AIM:
Copy all lines below containing "Water".

Records:
......

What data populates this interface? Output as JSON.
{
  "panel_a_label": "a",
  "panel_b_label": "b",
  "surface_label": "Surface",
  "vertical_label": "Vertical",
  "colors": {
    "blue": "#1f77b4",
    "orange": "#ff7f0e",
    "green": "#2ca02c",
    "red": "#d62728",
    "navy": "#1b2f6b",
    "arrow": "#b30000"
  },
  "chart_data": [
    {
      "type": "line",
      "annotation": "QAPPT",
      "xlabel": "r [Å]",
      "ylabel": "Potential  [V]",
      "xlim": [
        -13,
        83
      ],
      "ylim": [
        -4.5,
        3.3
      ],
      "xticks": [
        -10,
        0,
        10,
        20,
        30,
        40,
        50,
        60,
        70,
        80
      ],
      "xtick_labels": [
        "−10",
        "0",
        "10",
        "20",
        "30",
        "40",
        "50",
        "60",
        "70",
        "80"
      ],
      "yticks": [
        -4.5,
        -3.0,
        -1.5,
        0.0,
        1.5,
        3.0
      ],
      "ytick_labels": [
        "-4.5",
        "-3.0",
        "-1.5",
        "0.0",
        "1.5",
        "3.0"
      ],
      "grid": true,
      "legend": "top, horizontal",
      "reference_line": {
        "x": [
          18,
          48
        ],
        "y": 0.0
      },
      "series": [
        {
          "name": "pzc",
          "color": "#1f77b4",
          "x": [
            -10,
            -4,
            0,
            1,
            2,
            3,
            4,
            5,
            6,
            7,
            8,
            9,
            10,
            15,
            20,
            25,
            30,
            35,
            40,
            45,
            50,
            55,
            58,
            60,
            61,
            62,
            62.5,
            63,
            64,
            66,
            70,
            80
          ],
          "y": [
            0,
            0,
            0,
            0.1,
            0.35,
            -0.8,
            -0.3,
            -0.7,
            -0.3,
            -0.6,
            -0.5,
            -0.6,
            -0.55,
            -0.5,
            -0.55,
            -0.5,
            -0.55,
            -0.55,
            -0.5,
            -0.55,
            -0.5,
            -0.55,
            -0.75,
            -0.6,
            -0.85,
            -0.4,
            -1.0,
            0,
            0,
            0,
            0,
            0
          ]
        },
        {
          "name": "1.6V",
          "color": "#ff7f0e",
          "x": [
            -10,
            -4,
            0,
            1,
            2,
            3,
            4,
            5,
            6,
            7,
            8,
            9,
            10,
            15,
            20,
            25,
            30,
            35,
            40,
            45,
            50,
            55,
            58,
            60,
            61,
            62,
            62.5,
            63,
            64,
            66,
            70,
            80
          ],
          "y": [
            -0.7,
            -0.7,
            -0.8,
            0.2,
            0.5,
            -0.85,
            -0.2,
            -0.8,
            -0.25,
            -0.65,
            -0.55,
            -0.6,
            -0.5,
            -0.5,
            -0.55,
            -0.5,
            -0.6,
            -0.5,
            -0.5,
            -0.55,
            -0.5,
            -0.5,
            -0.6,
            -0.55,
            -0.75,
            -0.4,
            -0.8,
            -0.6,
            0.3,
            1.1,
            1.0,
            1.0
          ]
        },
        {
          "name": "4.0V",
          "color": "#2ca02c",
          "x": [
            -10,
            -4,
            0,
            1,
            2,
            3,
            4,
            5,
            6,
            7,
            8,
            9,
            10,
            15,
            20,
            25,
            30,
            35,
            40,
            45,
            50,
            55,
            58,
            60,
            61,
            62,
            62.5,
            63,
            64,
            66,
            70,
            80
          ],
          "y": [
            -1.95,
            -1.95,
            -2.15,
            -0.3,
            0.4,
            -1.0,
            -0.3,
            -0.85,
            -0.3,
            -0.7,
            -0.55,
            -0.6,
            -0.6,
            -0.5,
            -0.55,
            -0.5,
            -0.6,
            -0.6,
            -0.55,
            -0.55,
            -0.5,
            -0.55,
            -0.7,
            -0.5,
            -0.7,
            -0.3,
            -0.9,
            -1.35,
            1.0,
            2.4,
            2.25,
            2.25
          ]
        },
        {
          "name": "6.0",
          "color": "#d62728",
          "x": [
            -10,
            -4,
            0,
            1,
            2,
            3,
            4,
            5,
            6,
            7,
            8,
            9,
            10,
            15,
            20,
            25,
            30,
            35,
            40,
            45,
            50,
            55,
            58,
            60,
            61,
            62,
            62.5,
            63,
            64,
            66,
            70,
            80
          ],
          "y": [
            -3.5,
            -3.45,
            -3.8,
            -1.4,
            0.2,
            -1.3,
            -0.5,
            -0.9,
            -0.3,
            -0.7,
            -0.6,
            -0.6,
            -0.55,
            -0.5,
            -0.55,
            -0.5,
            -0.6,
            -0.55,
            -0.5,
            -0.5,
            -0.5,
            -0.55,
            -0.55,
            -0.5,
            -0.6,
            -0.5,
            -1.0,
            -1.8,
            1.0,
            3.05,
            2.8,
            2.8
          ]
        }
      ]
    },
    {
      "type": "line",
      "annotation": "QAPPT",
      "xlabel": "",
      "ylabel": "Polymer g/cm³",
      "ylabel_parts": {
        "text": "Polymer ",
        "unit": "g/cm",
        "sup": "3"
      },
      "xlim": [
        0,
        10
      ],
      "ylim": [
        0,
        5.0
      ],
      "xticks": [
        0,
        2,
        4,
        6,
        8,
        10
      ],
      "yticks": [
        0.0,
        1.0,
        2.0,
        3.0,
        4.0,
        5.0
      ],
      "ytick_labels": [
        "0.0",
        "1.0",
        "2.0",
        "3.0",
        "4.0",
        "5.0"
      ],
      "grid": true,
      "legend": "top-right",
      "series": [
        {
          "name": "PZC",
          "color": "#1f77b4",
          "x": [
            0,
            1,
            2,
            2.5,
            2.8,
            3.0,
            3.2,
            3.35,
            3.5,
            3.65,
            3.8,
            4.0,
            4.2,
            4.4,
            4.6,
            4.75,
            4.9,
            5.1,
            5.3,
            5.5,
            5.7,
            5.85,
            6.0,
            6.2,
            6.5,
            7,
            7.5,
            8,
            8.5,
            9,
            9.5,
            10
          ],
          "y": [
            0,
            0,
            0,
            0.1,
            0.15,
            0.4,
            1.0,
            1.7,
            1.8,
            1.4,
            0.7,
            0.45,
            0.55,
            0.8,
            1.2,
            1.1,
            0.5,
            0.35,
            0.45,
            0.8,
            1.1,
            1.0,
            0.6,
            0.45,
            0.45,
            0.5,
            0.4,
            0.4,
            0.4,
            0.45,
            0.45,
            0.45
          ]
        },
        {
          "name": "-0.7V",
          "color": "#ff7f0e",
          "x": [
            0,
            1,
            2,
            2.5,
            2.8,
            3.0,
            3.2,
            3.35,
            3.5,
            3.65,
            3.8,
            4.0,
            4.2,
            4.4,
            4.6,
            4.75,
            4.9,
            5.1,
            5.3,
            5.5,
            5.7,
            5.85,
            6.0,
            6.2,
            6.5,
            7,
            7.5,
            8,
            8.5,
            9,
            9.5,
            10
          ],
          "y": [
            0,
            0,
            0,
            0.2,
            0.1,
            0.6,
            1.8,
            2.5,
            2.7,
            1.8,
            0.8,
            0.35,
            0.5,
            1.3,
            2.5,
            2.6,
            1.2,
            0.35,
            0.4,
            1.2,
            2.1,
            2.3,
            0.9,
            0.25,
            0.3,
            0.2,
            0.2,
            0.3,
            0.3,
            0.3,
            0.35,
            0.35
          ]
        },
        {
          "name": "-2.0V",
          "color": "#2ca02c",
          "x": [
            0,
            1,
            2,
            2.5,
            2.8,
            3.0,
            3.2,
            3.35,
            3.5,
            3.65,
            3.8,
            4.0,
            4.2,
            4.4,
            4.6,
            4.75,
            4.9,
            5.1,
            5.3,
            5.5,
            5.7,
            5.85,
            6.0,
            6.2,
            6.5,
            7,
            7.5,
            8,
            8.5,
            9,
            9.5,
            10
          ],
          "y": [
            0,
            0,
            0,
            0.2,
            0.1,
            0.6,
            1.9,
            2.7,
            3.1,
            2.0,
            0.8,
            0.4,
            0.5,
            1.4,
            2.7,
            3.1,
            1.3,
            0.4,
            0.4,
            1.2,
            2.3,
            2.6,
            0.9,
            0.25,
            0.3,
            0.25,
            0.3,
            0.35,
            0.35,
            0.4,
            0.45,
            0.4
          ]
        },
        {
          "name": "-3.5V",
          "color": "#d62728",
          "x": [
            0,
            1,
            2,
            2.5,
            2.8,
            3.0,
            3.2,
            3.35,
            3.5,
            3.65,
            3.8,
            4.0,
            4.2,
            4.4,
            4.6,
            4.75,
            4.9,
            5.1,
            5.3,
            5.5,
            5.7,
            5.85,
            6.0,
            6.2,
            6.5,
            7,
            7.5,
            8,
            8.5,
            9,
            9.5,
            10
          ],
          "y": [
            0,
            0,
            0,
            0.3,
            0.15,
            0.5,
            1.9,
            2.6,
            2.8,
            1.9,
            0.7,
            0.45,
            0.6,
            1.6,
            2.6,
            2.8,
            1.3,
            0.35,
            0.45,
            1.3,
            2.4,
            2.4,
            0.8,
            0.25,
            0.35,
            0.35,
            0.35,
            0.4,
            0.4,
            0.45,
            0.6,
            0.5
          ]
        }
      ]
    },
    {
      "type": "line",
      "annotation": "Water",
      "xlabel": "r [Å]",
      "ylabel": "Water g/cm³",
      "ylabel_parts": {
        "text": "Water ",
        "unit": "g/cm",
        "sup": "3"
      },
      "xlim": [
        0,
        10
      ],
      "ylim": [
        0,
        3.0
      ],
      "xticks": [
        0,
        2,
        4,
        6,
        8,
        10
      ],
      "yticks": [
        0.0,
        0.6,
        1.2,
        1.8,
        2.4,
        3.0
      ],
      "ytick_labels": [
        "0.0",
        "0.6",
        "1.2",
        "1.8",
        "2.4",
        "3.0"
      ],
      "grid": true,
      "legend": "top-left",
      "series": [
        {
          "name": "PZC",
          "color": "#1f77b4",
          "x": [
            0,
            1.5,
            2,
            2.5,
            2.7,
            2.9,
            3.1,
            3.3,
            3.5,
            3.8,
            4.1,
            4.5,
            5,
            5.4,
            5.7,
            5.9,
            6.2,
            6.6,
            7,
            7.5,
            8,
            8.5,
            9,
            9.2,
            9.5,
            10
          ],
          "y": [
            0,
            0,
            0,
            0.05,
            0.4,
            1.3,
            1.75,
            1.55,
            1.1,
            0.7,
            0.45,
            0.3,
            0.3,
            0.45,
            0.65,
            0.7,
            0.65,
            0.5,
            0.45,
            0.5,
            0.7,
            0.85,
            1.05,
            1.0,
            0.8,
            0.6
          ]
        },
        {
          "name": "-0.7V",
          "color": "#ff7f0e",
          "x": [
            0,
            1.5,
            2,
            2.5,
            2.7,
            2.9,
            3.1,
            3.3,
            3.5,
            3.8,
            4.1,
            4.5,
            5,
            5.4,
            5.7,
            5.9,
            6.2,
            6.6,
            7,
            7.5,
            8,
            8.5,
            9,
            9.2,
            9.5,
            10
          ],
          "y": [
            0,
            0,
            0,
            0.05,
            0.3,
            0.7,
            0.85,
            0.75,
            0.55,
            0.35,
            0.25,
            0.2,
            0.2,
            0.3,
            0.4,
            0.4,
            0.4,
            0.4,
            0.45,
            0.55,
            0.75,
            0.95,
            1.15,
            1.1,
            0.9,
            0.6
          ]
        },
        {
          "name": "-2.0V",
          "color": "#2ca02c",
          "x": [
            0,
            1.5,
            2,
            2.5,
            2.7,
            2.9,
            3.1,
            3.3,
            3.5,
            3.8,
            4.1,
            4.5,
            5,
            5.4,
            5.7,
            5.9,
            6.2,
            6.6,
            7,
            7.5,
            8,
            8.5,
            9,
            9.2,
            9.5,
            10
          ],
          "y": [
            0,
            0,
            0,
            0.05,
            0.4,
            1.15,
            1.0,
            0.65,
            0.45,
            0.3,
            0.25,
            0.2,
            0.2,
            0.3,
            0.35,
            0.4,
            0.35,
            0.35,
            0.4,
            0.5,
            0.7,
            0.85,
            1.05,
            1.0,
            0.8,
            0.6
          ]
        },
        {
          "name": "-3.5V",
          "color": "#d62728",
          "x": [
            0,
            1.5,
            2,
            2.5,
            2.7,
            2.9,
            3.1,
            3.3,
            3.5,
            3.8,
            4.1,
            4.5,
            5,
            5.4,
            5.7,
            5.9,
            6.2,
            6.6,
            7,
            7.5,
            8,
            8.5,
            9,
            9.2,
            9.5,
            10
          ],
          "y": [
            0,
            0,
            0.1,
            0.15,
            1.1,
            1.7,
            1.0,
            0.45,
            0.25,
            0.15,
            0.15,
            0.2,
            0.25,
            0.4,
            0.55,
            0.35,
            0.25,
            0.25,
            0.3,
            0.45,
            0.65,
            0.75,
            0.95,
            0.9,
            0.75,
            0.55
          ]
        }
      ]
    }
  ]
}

......

REPLY:
      "annotation": "Water",
      "ylabel": "Water g/cm³",
        "text": "Water ",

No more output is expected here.